» **What this task involves**:
Find each line with "hora" and copy it.

» **Given information**:
===============

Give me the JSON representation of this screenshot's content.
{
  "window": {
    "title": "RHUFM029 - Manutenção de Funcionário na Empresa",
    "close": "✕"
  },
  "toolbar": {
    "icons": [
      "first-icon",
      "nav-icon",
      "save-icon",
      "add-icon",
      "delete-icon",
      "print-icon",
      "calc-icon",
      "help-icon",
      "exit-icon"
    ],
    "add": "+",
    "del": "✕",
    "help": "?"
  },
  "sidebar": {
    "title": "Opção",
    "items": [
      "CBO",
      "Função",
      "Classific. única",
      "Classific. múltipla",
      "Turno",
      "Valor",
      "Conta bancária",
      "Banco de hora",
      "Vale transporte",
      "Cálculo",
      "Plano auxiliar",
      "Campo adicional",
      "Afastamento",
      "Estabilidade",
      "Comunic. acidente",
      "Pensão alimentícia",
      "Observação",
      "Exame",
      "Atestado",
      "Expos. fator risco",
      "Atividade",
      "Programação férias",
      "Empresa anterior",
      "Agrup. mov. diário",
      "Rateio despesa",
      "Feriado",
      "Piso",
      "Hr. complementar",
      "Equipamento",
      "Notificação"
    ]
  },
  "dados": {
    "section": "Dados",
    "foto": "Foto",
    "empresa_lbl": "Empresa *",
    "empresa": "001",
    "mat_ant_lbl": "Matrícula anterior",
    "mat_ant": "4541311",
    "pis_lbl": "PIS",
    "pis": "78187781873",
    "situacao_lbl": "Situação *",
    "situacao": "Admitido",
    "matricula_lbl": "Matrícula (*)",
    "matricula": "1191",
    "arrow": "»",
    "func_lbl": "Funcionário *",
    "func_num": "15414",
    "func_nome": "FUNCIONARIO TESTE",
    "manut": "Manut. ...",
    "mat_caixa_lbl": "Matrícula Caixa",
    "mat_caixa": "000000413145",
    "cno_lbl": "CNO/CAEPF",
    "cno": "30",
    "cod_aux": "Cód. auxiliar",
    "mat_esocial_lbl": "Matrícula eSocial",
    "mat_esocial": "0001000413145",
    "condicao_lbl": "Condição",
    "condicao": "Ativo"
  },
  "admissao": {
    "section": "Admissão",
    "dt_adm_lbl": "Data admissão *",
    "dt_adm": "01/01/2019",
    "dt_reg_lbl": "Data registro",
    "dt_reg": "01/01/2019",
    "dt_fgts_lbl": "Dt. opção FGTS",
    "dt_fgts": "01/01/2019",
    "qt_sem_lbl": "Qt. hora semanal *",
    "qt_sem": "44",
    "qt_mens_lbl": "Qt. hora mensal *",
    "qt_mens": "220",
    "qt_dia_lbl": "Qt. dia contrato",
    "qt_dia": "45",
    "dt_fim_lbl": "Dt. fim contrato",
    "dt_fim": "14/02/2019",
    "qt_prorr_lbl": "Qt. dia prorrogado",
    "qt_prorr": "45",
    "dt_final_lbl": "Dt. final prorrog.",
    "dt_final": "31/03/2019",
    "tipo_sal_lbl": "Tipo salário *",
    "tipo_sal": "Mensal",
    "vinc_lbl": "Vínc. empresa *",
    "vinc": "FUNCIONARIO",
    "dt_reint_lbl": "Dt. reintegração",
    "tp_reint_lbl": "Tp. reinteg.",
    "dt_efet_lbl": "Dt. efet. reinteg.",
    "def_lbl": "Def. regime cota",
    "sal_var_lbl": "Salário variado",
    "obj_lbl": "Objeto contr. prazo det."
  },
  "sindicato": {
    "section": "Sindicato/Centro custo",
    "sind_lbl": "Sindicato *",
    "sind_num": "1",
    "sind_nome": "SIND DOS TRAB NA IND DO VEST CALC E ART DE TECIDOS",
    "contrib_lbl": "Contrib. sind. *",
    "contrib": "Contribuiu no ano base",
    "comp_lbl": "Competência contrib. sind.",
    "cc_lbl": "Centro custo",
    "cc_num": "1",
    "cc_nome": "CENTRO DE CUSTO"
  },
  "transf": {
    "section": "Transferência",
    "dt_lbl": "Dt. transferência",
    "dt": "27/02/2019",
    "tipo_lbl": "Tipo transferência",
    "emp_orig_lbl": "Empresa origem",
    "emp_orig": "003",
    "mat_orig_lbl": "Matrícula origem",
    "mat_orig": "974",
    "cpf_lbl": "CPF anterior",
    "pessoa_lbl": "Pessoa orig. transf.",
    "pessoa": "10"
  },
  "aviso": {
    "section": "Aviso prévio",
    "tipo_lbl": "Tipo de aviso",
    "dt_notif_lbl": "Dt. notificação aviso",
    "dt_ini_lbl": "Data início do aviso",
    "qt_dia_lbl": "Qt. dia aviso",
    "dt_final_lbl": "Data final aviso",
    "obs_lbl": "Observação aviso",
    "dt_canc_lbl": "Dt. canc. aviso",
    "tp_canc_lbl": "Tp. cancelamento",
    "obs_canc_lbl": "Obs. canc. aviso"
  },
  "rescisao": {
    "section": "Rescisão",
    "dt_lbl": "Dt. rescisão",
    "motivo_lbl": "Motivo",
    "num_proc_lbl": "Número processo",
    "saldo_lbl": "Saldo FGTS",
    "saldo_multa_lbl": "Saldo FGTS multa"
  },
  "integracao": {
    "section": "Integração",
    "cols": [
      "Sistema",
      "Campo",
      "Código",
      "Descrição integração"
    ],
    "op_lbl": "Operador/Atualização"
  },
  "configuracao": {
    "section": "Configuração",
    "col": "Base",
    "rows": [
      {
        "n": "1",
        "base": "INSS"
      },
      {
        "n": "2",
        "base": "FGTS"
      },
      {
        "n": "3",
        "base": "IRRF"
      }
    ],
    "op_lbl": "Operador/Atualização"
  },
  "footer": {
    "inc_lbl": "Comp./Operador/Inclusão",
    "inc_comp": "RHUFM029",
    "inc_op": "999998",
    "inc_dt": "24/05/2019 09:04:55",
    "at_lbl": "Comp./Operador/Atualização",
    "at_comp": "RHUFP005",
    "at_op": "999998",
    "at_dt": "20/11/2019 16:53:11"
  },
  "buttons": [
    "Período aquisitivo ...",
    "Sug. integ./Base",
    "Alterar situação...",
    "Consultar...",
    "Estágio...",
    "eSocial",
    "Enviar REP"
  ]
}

===============

» **Answer in full**:
      "Banco de hora",
    "qt_sem_lbl": "Qt. hora semanal *",
    "qt_mens_lbl": "Qt. hora mensal *",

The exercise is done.